YOUR GOAL
Filter out all lines without the word "Seite" from the data below, please, and copy the rest.

(Records drawn from a dataset)
════════════════
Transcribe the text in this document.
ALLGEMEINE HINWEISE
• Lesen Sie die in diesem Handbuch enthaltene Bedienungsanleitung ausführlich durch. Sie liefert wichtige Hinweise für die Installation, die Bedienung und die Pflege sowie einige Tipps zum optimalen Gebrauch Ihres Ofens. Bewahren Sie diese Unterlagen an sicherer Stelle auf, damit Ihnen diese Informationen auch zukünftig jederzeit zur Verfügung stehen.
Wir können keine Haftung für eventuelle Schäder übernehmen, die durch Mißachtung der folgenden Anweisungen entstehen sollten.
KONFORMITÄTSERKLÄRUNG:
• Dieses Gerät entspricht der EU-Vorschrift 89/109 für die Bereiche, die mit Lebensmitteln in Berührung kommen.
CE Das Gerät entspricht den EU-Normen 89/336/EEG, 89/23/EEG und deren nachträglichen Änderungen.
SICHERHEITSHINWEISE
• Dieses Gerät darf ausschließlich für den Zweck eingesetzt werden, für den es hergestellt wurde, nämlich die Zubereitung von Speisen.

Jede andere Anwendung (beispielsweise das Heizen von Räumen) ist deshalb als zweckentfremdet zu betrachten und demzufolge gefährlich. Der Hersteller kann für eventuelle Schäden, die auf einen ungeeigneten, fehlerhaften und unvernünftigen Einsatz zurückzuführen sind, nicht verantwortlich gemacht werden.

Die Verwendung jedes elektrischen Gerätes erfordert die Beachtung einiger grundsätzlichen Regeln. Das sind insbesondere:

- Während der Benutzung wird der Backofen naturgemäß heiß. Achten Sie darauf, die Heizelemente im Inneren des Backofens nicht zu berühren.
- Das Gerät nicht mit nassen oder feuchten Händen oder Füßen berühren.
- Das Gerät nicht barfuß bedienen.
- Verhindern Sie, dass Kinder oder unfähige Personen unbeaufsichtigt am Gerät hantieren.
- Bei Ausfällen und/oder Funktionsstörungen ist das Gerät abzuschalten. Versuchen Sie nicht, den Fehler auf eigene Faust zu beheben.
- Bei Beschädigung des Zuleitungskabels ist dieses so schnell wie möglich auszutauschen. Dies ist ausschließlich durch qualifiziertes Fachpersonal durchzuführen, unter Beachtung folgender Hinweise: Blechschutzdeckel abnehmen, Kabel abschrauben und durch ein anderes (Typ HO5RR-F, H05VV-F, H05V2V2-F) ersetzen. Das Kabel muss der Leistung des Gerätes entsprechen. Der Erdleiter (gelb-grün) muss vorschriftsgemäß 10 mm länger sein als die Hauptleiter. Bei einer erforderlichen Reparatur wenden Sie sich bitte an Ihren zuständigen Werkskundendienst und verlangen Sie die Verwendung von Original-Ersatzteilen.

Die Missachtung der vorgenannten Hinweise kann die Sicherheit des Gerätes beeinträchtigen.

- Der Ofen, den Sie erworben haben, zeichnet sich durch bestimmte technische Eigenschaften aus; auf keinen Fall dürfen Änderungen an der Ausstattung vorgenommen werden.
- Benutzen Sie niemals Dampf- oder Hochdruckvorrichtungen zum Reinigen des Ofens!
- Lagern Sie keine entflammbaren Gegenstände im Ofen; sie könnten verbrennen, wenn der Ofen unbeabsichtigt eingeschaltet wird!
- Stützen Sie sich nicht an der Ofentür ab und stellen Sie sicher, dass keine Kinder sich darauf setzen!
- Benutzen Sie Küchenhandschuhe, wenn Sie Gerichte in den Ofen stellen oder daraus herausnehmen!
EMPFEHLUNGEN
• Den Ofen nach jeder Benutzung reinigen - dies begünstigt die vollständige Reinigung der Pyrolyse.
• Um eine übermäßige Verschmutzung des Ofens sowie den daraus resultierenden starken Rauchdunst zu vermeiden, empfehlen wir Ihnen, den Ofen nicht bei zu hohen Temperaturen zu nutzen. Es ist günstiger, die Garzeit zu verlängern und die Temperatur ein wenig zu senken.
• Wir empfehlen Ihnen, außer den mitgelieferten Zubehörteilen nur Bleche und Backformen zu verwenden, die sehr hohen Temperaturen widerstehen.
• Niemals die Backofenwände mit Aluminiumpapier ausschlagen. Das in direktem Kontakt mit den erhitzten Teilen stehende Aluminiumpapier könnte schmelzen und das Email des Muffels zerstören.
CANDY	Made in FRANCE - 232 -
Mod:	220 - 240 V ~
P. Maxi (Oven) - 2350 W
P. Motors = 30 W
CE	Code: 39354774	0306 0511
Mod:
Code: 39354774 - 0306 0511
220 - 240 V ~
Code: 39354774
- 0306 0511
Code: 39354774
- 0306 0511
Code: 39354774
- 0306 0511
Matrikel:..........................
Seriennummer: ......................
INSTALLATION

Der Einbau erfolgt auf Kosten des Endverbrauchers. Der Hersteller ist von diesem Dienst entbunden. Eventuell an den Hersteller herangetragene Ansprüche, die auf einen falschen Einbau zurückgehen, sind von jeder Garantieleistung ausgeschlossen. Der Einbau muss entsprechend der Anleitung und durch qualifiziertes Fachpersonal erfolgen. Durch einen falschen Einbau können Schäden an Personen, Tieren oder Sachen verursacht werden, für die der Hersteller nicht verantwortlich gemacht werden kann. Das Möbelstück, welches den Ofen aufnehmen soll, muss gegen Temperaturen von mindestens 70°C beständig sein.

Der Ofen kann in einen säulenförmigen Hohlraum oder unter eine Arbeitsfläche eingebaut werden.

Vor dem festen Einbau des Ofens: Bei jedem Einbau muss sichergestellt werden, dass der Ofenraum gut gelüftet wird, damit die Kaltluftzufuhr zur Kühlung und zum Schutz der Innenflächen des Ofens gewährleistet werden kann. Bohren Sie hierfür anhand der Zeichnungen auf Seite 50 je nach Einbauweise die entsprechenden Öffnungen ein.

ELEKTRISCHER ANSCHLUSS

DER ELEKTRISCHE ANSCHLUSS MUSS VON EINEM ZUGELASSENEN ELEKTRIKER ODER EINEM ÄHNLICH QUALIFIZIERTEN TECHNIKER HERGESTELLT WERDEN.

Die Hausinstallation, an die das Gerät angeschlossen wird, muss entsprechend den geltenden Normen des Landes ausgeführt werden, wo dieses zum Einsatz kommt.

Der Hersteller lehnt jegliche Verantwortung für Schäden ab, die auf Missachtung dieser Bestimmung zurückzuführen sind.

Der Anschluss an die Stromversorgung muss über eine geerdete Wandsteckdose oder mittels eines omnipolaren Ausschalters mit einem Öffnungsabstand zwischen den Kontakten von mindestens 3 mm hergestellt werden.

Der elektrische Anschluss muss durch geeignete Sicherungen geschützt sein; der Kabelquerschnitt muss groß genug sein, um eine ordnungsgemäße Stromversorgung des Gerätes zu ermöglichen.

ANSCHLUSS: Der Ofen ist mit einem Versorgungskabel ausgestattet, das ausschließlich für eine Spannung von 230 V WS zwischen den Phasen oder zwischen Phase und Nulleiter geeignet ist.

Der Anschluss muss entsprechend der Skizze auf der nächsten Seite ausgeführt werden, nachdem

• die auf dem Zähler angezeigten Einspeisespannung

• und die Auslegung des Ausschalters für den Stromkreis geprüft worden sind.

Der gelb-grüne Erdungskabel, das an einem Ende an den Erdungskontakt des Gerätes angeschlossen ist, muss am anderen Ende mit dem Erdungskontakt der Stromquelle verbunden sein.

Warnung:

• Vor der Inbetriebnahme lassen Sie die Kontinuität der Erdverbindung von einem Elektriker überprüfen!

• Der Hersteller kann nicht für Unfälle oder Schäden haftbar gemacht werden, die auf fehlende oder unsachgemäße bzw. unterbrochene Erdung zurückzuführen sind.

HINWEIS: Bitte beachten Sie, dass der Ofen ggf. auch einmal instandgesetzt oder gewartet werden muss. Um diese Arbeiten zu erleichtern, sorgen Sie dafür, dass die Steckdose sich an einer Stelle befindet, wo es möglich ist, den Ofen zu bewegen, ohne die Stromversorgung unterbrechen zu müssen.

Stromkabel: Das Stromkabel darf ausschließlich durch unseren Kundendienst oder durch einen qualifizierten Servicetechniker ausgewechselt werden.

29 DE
════════════════
SOLUTION TO THIS TASK
Vor dem festen Einbau des Ofens: Bei jedem Einbau muss sichergestellt werden, dass der Ofenraum gut gelüftet wird, damit die Kaltluftzufuhr zur Kühlung und zum Schutz der Innenflächen des Ofens gewährleistet werden kann. Bohren Sie hierfür anhand der Zeichnungen auf Seite 50 je nach Einbauweise die entsprechenden Öffnungen ein.
Der Anschluss muss entsprechend der Skizze auf der nächsten Seite ausgeführt werden, nachdem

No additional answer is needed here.